◆ SUPPLIED ENTRIES
§ §

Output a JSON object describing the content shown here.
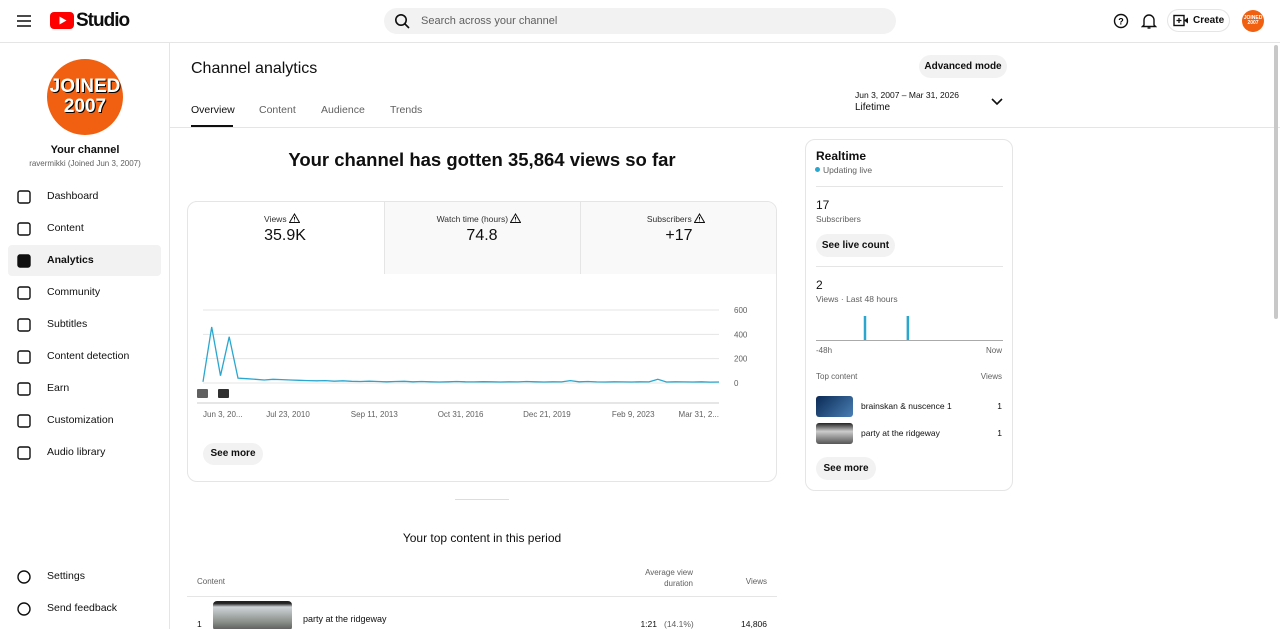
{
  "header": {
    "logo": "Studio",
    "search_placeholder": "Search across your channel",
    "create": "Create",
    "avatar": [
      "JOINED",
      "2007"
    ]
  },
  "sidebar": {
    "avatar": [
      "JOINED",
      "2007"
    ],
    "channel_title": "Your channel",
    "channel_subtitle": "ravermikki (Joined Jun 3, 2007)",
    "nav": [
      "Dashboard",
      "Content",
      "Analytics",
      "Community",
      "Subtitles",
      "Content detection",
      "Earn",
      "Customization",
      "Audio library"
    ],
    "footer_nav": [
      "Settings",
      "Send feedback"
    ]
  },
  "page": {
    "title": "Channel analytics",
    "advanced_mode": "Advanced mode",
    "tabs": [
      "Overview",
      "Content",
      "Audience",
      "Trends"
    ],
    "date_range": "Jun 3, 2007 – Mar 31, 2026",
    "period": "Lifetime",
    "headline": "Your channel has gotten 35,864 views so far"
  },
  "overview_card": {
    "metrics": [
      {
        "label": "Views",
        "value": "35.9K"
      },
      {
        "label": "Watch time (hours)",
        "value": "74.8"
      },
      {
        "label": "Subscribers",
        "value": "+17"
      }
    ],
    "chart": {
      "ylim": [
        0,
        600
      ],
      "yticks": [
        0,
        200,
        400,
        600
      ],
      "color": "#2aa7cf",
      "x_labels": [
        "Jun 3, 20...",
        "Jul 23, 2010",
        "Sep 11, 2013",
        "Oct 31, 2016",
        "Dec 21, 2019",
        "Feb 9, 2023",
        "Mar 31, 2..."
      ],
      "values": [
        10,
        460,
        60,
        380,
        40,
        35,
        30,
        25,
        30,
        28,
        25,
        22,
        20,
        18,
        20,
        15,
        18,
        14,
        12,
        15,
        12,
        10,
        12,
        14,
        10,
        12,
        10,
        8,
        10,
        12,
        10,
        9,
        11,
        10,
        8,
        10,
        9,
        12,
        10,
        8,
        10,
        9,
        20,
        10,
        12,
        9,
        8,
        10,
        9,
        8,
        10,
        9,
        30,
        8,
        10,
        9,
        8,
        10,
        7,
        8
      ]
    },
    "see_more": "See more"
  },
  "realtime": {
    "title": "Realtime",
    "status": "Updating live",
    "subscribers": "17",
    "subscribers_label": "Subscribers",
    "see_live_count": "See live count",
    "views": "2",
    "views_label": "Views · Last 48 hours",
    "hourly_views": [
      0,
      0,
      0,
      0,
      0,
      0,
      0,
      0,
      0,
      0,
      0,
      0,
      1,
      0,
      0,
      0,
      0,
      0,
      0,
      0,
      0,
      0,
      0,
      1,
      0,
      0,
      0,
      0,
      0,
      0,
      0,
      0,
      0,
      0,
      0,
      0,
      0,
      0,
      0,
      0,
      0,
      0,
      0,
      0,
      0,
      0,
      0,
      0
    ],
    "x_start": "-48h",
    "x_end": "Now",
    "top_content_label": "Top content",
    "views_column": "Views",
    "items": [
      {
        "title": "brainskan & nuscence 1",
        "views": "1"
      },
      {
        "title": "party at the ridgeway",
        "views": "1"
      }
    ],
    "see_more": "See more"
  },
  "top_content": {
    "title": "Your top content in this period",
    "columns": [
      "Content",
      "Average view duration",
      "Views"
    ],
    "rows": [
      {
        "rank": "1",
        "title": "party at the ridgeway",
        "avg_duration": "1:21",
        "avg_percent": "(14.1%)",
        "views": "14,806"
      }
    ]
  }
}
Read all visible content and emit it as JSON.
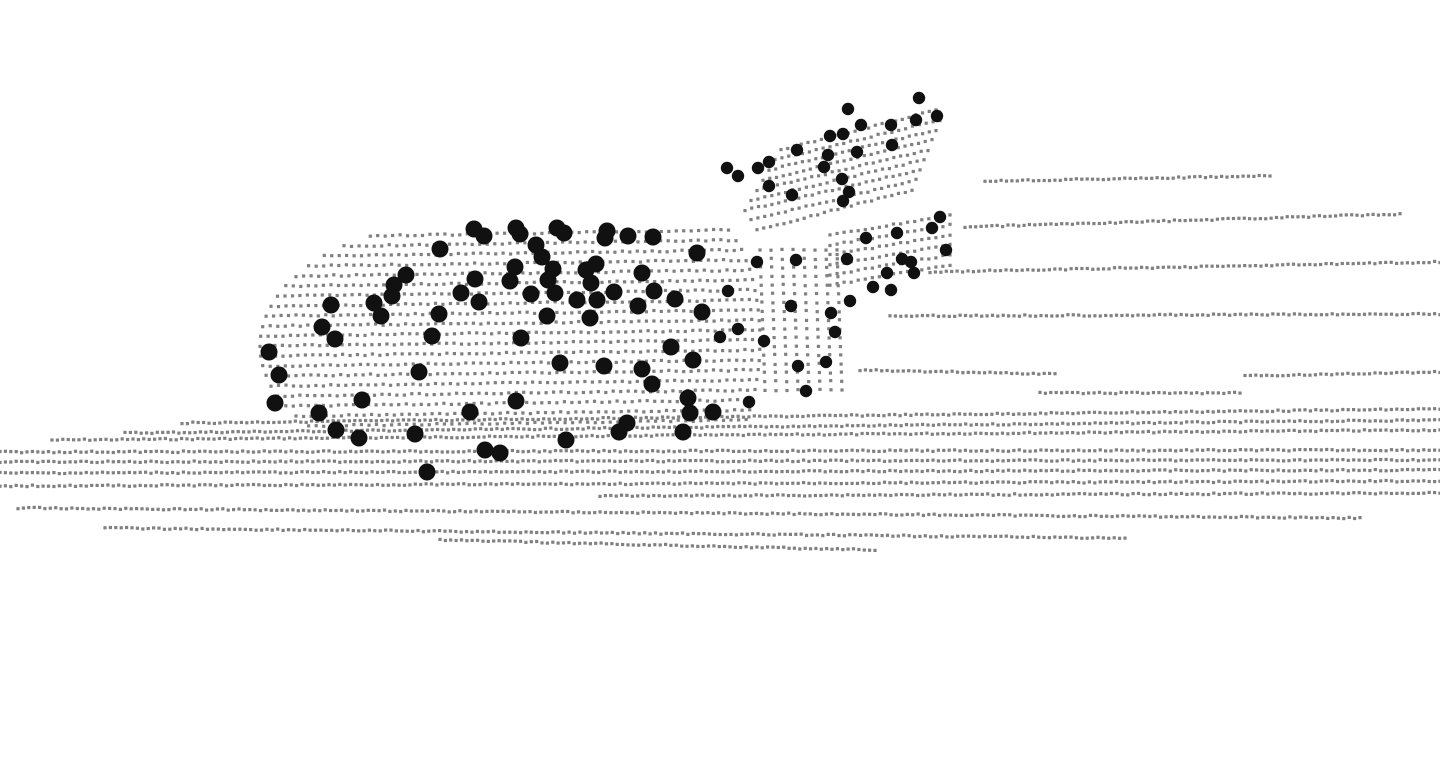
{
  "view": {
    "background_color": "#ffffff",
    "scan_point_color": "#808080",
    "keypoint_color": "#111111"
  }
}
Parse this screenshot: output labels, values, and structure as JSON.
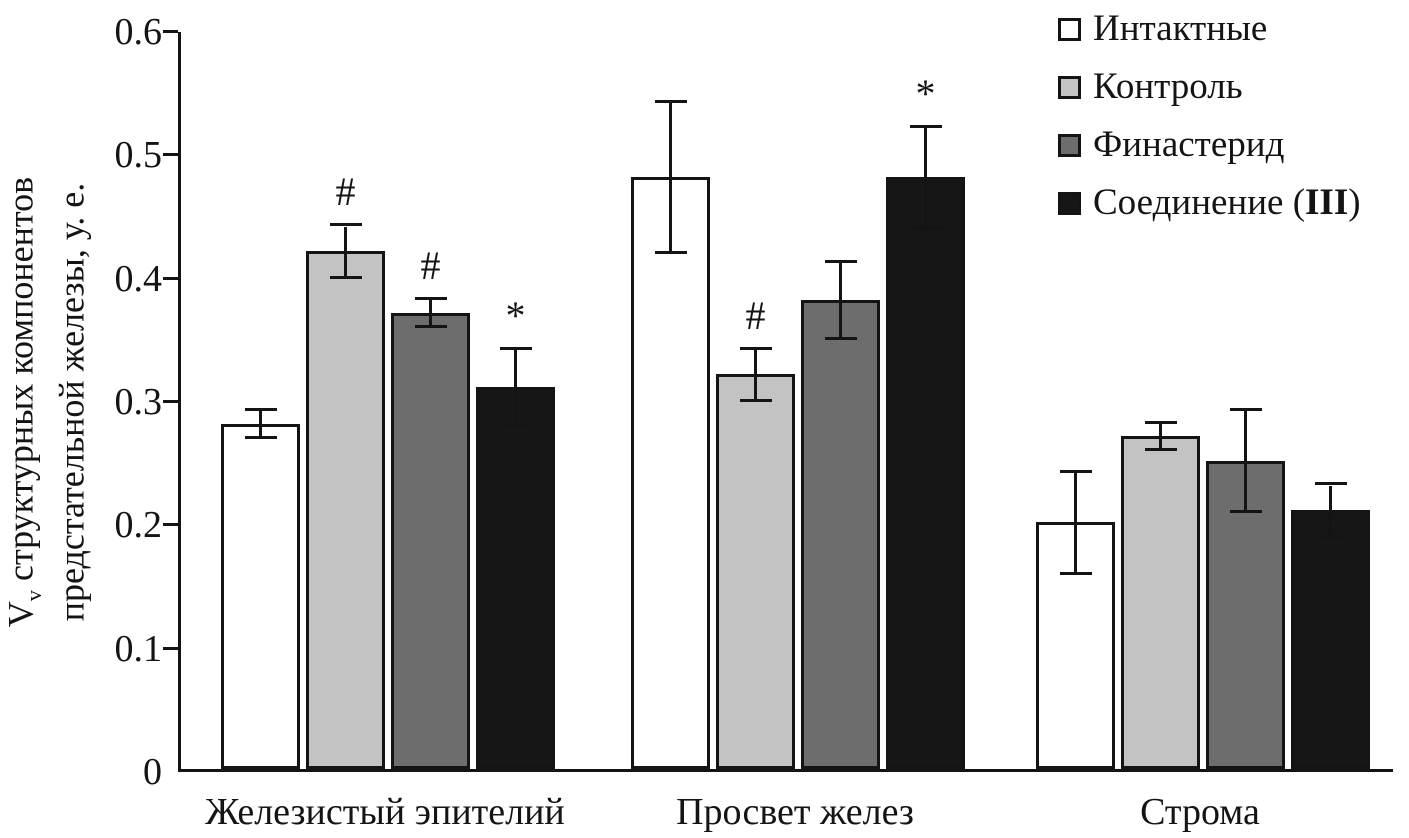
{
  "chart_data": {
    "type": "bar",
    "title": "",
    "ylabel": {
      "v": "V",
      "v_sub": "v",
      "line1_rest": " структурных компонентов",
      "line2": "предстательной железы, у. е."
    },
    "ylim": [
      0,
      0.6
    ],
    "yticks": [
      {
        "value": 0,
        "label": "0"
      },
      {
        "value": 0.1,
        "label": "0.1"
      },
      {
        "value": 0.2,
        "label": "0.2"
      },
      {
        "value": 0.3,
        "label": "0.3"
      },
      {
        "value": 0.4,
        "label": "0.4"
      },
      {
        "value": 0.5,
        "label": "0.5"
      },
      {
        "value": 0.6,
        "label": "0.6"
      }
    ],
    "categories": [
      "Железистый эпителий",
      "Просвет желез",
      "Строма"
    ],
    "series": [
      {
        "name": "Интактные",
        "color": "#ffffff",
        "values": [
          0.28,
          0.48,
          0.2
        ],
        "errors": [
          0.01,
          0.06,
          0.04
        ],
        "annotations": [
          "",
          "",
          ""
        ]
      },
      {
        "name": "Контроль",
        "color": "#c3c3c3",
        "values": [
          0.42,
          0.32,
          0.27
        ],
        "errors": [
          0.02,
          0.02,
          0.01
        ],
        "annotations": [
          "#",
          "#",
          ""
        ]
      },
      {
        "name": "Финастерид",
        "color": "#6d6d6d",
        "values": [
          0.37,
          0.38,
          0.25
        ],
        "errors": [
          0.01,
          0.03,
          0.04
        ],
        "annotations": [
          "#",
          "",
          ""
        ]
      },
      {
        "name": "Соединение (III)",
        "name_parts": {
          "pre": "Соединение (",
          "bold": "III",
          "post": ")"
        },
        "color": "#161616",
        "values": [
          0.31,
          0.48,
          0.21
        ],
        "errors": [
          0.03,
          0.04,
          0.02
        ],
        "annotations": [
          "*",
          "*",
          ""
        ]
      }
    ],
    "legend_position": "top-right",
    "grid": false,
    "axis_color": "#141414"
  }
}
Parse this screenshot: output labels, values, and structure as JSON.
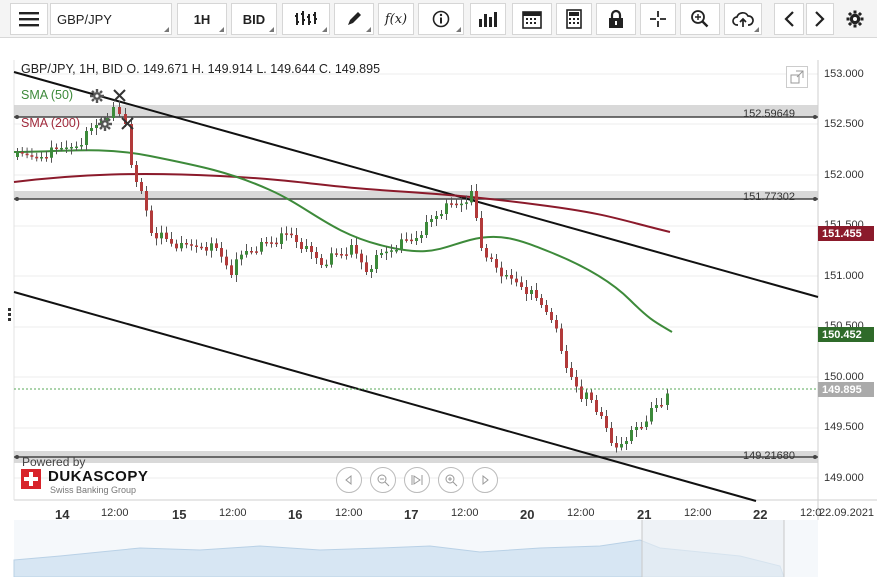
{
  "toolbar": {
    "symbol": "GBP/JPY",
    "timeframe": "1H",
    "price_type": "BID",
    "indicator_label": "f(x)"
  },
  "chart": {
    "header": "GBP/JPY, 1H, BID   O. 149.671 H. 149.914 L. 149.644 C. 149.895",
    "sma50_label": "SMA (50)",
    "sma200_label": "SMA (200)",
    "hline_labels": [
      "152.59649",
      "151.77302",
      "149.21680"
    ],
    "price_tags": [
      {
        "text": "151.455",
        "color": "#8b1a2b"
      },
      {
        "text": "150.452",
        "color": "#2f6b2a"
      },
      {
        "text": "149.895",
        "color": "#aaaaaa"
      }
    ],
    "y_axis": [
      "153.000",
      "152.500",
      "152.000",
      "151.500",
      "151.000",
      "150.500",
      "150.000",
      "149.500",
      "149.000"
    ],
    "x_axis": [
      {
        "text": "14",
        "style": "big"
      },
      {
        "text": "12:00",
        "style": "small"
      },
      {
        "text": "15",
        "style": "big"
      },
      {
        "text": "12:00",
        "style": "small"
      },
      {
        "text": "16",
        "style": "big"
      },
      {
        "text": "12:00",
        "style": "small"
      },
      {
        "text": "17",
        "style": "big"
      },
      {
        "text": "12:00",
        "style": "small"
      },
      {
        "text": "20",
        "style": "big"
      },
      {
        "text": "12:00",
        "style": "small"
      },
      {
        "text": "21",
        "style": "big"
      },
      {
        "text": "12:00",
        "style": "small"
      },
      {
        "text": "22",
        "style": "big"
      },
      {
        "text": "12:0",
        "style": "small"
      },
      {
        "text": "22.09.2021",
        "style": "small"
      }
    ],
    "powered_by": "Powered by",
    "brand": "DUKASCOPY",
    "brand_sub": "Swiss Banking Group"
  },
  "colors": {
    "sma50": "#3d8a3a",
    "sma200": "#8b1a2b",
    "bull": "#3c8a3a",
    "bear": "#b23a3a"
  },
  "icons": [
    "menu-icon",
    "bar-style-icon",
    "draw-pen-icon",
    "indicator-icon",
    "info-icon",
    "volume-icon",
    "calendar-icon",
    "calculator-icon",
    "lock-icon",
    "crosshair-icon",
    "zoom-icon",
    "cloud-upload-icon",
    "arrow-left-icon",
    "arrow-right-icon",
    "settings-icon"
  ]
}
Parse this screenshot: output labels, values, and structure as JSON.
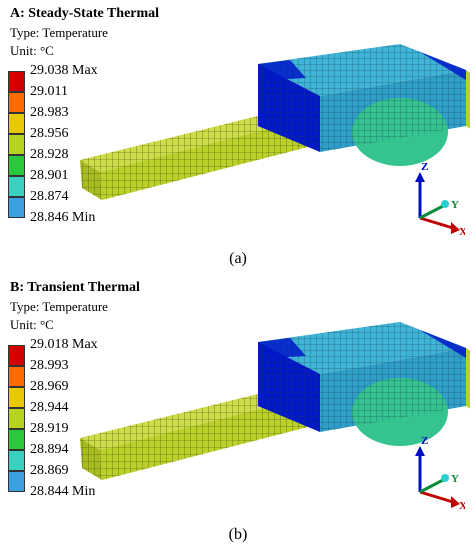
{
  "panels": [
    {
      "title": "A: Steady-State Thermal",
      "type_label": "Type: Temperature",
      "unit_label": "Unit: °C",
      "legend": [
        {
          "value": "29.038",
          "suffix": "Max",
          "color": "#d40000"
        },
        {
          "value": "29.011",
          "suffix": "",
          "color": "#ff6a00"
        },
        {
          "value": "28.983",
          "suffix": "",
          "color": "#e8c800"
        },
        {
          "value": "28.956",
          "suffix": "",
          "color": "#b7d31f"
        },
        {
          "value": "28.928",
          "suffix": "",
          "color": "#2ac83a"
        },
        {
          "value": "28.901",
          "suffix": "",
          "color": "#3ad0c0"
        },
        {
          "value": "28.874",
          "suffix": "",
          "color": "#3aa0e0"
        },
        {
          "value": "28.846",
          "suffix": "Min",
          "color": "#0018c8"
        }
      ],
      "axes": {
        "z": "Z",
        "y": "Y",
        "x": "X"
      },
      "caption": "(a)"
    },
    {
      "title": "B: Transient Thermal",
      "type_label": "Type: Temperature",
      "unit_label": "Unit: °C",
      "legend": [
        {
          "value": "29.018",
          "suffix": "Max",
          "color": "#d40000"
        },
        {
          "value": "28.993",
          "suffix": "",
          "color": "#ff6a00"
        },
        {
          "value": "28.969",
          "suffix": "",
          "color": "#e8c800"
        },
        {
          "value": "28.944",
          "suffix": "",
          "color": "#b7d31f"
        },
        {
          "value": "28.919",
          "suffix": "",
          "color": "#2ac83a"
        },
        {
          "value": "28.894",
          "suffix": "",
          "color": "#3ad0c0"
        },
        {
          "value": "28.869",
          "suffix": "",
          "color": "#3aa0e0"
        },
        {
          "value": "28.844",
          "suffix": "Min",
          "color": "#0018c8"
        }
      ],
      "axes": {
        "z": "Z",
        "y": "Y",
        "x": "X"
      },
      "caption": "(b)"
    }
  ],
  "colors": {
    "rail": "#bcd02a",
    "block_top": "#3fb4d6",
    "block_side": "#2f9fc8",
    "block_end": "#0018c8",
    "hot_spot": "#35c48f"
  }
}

§ §

◆ GIVEN EXERCISE
Select, from the listing, all lines that include the word "hours".

◆ THE REPLY
        "label": "Watch time (hours)",
    "views_label": "Views · Last 48 hours",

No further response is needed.